:: Challenge ::
Rewrite the lines below as a numbered list, omitting any blank lines.

:: Available data ::
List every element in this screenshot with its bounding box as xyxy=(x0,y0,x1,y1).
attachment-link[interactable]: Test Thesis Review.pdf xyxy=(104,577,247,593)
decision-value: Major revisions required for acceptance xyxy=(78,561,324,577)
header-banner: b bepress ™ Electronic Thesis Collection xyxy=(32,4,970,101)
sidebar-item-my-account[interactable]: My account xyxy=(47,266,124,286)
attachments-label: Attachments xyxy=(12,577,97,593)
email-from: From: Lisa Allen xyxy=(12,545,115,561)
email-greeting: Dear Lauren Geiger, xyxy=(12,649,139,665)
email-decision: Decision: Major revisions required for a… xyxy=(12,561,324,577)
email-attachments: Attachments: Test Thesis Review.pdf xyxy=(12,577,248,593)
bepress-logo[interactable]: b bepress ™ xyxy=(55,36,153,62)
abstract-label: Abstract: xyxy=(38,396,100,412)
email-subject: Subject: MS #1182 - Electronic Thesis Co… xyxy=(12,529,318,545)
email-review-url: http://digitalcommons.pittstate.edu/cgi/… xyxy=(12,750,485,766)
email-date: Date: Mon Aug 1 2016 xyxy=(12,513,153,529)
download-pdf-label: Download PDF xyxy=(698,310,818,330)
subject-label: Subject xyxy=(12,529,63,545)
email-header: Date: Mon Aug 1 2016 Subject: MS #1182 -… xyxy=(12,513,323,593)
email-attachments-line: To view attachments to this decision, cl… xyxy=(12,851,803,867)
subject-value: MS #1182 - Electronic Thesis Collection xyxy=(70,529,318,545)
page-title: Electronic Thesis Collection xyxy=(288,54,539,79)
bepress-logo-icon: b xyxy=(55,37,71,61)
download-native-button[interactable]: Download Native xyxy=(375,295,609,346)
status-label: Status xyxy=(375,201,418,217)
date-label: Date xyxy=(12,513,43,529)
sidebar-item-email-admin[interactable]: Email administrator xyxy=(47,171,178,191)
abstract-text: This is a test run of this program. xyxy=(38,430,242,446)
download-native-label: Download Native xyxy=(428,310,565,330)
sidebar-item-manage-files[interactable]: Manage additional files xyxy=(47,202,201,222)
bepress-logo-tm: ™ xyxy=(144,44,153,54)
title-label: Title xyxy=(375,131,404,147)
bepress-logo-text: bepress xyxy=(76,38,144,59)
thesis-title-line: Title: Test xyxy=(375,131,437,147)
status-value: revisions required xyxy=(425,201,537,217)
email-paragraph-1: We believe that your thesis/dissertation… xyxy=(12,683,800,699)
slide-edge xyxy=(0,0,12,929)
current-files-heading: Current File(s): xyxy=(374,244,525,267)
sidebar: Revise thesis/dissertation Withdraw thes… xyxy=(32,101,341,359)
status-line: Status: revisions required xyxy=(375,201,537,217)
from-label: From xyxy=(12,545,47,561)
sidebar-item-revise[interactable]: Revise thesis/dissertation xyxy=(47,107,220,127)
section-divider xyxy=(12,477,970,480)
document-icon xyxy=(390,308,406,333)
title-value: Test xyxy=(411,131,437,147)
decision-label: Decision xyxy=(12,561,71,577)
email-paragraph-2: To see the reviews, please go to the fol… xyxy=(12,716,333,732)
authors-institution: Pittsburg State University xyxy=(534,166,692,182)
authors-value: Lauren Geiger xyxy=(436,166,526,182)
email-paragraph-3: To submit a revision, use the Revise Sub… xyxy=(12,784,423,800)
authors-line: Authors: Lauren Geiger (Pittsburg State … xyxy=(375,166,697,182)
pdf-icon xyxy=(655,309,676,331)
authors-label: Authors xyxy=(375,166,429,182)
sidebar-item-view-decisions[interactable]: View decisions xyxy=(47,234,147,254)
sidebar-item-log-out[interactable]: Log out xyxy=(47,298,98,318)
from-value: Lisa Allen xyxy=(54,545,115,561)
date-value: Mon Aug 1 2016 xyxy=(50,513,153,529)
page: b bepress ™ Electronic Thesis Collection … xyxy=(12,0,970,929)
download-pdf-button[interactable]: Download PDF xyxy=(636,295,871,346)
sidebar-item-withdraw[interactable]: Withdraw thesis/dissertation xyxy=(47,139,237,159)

:: Response ::
1. List every element in this screenshot with its bounding box as xyxy=(x0,y0,x1,y1).
2. attachment-link[interactable]: Test Thesis Review.pdf xyxy=(104,577,247,593)
3. decision-value: Major revisions required for acceptance xyxy=(78,561,324,577)
4. header-banner: b bepress ™ Electronic Thesis Collection xyxy=(32,4,970,101)
5. sidebar-item-my-account[interactable]: My account xyxy=(47,266,124,286)
6. attachments-label: Attachments xyxy=(12,577,97,593)
7. email-from: From: Lisa Allen xyxy=(12,545,115,561)
8. email-greeting: Dear Lauren Geiger, xyxy=(12,649,139,665)
9. email-decision: Decision: Major revisions required for a… xyxy=(12,561,324,577)
10. email-attachments: Attachments: Test Thesis Review.pdf xyxy=(12,577,248,593)
11. bepress-logo[interactable]: b bepress ™ xyxy=(55,36,153,62)
12. abstract-label: Abstract: xyxy=(38,396,100,412)
13. email-subject: Subject: MS #1182 - Electronic Thesis Co… xyxy=(12,529,318,545)
14. email-review-url: http://digitalcommons.pittstate.edu/cgi/… xyxy=(12,750,485,766)
15. email-date: Date: Mon Aug 1 2016 xyxy=(12,513,153,529)
16. download-pdf-label: Download PDF xyxy=(698,310,818,330)
17. subject-label: Subject xyxy=(12,529,63,545)
18. email-header: Date: Mon Aug 1 2016 Subject: MS #1182 -… xyxy=(12,513,323,593)
19. email-attachments-line: To view attachments to this decision, cl… xyxy=(12,851,803,867)
20. subject-value: MS #1182 - Electronic Thesis Collection xyxy=(70,529,318,545)
21. page-title: Electronic Thesis Collection xyxy=(288,54,539,79)
22. bepress-logo-icon: b xyxy=(55,37,71,61)
23. download-native-button[interactable]: Download Native xyxy=(375,295,609,346)
24. status-label: Status xyxy=(375,201,418,217)
25. date-label: Date xyxy=(12,513,43,529)
26. sidebar-item-email-admin[interactable]: Email administrator xyxy=(47,171,178,191)
27. abstract-text: This is a test run of this program. xyxy=(38,430,242,446)
28. download-native-label: Download Native xyxy=(428,310,565,330)
29. sidebar-item-manage-files[interactable]: Manage additional files xyxy=(47,202,201,222)
30. bepress-logo-tm: ™ xyxy=(144,44,153,54)
31. title-label: Title xyxy=(375,131,404,147)
32. bepress-logo-text: bepress xyxy=(76,38,144,59)
33. thesis-title-line: Title: Test xyxy=(375,131,437,147)
34. status-value: revisions required xyxy=(425,201,537,217)
35. email-paragraph-1: We believe that your thesis/dissertation… xyxy=(12,683,800,699)
36. slide-edge xyxy=(0,0,12,929)
37. current-files-heading: Current File(s): xyxy=(374,244,525,267)
38. sidebar: Revise thesis/dissertation Withdraw thes… xyxy=(32,101,341,359)
39. status-line: Status: revisions required xyxy=(375,201,537,217)
40. from-label: From xyxy=(12,545,47,561)
41. sidebar-item-revise[interactable]: Revise thesis/dissertation xyxy=(47,107,220,127)
42. section-divider xyxy=(12,477,970,480)
43. document-icon xyxy=(390,308,406,333)
44. title-value: Test xyxy=(411,131,437,147)
45. decision-label: Decision xyxy=(12,561,71,577)
46. email-paragraph-2: To see the reviews, please go to the fol… xyxy=(12,716,333,732)
47. authors-institution: Pittsburg State University xyxy=(534,166,692,182)
48. authors-value: Lauren Geiger xyxy=(436,166,526,182)
49. email-paragraph-3: To submit a revision, use the Revise Sub… xyxy=(12,784,423,800)
50. authors-line: Authors: Lauren Geiger (Pittsburg State … xyxy=(375,166,697,182)
51. pdf-icon xyxy=(655,309,676,331)
52. authors-label: Authors xyxy=(375,166,429,182)
53. sidebar-item-view-decisions[interactable]: View decisions xyxy=(47,234,147,254)
54. sidebar-item-log-out[interactable]: Log out xyxy=(47,298,98,318)
55. from-value: Lisa Allen xyxy=(54,545,115,561)
56. date-value: Mon Aug 1 2016 xyxy=(50,513,153,529)
57. page: b bepress ™ Electronic Thesis Collection … xyxy=(12,0,970,929)
58. download-pdf-button[interactable]: Download PDF xyxy=(636,295,871,346)
59. sidebar-item-withdraw[interactable]: Withdraw thesis/dissertation xyxy=(47,139,237,159)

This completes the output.